[EXCERPTED RECORDS]
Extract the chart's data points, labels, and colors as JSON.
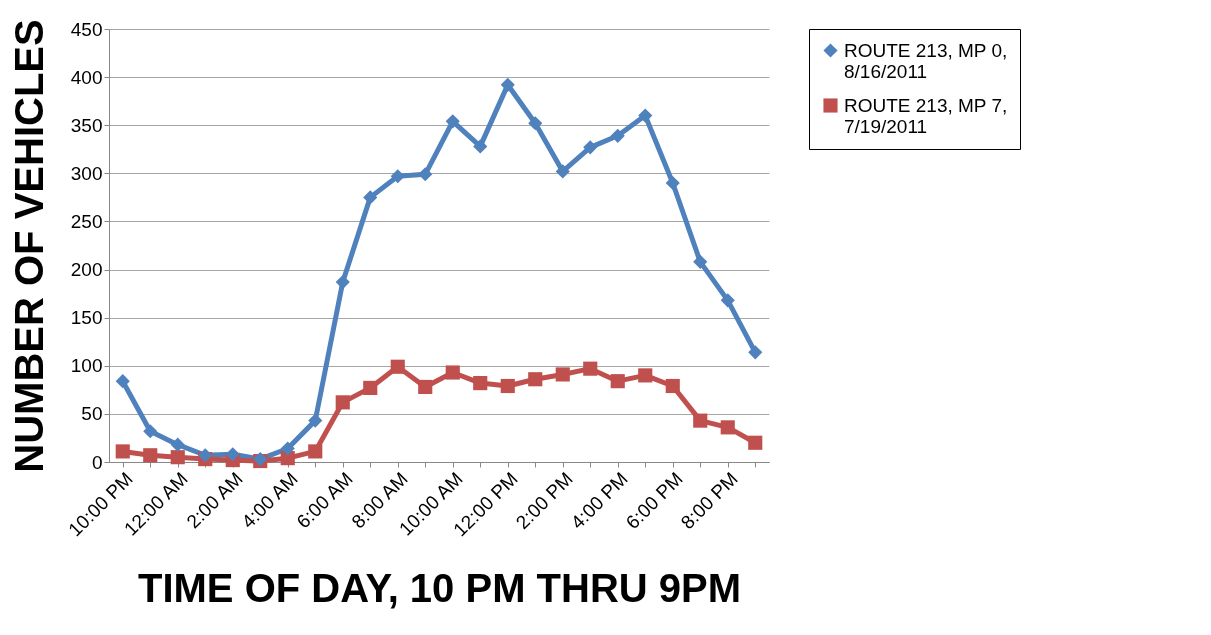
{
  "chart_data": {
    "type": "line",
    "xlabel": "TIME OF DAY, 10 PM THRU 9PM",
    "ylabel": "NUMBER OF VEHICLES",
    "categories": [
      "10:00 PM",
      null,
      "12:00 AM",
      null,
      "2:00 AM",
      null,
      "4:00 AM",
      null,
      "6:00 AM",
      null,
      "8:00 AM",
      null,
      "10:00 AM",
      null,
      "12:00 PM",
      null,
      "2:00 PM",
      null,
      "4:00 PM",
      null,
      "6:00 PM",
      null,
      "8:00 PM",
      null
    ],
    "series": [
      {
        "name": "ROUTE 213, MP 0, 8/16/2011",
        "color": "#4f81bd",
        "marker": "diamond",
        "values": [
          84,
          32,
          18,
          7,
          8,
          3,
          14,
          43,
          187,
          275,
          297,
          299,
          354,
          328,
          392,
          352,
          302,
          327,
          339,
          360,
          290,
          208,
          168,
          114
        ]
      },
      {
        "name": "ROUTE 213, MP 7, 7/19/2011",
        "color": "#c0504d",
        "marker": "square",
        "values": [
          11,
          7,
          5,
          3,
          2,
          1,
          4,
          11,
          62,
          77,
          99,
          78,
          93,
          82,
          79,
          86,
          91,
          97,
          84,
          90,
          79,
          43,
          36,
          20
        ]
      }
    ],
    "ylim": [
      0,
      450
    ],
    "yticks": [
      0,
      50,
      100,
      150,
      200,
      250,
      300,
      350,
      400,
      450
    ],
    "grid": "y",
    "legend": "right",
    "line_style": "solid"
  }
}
--
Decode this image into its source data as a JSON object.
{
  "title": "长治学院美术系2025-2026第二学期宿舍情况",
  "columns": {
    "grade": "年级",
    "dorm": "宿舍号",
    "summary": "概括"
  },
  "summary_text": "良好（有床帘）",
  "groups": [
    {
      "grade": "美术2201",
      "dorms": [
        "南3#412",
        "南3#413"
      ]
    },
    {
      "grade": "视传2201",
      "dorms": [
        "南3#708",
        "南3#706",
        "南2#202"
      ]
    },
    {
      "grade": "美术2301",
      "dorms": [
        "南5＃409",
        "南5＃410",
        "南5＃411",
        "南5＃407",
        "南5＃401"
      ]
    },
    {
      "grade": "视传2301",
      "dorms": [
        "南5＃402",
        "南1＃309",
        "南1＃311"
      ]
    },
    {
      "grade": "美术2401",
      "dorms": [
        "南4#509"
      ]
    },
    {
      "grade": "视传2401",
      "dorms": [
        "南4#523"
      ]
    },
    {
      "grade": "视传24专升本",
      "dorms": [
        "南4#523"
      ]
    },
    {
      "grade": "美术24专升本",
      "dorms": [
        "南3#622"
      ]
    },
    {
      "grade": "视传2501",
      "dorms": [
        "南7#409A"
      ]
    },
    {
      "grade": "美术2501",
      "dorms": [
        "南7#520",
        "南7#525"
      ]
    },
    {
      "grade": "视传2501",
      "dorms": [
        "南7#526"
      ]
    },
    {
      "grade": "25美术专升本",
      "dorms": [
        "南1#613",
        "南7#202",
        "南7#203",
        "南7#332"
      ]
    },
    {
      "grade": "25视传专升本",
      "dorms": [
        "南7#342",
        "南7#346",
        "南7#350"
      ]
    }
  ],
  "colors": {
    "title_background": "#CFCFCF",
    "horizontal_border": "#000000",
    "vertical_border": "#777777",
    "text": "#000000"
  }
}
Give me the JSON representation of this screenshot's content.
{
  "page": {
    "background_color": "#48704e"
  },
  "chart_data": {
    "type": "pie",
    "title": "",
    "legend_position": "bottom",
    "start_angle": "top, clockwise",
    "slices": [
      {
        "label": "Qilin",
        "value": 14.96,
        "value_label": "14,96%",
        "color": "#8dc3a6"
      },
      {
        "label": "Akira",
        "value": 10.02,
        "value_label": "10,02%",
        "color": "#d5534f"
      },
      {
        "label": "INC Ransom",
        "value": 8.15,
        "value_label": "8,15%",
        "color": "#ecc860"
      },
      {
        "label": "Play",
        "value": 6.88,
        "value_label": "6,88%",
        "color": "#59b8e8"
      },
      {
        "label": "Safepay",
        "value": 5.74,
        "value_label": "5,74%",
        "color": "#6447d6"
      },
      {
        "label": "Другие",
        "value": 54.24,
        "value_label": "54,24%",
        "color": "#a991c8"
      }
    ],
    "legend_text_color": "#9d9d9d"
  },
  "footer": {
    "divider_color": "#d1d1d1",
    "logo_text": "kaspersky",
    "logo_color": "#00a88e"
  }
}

[TO BE DONE]
Identify which lines contain the word "name" and copy each one.

[FULL OUTPUT]
        "name": "ROUTE 213, MP 0, 8/16/2011",
        "name": "ROUTE 213, MP 7, 7/19/2011",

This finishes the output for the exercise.